**Raw records**:
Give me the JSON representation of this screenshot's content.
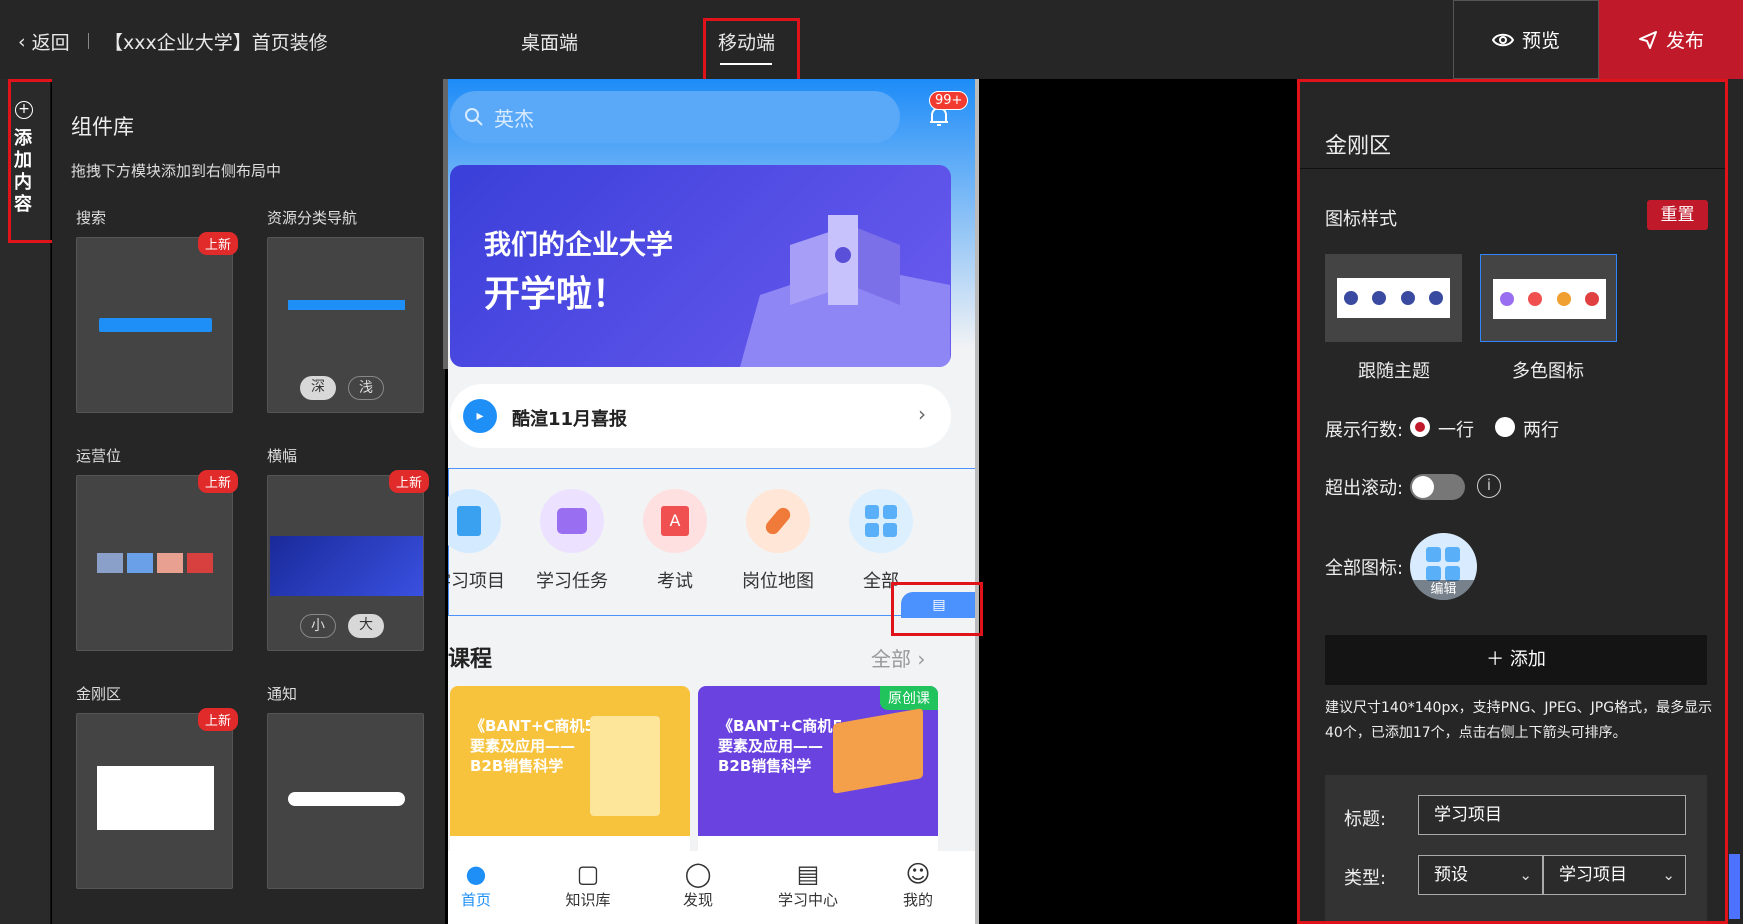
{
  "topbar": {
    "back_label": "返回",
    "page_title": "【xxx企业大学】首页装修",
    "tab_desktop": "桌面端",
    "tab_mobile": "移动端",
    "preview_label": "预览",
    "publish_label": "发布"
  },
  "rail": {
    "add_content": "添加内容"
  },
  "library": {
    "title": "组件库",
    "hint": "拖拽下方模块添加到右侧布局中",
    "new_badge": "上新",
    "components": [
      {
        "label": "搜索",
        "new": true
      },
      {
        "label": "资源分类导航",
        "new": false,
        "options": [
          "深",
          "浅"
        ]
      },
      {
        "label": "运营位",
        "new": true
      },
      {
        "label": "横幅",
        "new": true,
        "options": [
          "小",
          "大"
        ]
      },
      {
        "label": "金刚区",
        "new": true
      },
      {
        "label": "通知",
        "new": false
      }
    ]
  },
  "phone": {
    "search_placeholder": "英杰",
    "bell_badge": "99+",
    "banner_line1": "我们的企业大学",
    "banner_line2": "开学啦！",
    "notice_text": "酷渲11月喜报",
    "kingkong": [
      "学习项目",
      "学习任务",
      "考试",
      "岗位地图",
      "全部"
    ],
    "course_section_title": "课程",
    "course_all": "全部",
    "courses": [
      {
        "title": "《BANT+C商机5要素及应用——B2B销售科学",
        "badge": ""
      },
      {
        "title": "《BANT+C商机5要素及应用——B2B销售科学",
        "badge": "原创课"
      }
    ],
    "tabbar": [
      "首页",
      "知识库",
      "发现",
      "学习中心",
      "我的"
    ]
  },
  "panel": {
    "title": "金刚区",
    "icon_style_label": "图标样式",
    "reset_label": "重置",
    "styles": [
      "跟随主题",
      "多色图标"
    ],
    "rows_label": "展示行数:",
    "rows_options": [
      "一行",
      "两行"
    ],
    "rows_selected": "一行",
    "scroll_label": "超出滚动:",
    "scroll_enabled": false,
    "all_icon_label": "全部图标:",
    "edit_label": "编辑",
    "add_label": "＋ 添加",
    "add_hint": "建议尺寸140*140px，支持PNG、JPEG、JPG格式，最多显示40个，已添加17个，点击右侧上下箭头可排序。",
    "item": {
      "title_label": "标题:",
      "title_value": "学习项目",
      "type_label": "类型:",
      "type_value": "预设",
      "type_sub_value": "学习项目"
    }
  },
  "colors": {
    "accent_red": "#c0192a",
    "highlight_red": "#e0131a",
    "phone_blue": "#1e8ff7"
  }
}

==

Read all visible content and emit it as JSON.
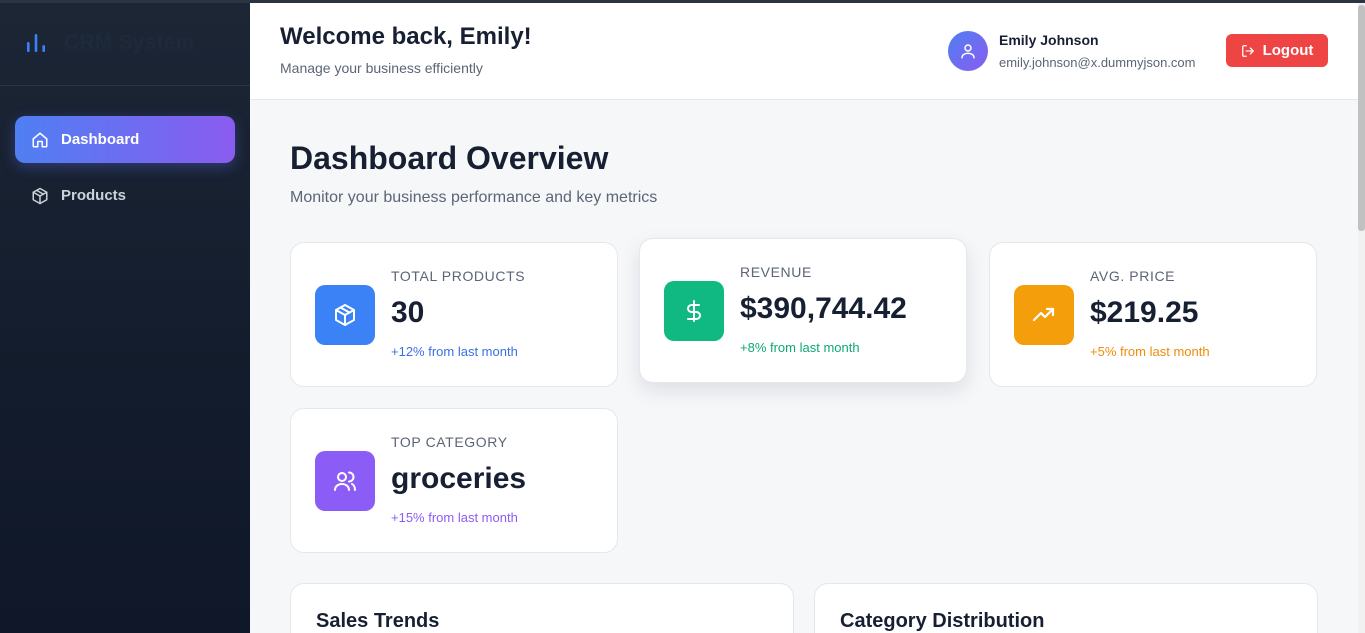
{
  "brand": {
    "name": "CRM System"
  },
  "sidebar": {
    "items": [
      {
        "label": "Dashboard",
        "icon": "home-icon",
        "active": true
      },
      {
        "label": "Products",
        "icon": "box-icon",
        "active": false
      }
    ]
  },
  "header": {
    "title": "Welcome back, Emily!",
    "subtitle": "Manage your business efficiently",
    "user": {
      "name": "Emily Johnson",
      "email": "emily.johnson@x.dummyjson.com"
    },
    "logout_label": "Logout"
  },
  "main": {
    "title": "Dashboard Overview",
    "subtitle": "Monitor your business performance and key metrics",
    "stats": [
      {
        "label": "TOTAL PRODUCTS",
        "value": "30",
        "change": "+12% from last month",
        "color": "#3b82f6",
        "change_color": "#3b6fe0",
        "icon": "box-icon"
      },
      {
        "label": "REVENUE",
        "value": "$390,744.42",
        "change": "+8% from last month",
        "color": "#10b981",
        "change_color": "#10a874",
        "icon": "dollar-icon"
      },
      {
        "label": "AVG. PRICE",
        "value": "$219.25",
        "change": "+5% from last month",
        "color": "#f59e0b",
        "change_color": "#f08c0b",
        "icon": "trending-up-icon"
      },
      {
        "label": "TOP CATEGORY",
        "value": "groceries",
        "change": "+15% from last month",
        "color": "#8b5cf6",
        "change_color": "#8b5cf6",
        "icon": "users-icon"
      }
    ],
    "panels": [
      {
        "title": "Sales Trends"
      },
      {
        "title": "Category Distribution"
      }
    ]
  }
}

**Instructions for the task**:
State how many lines include the string "month", and nothing more.

**Answer below**:
4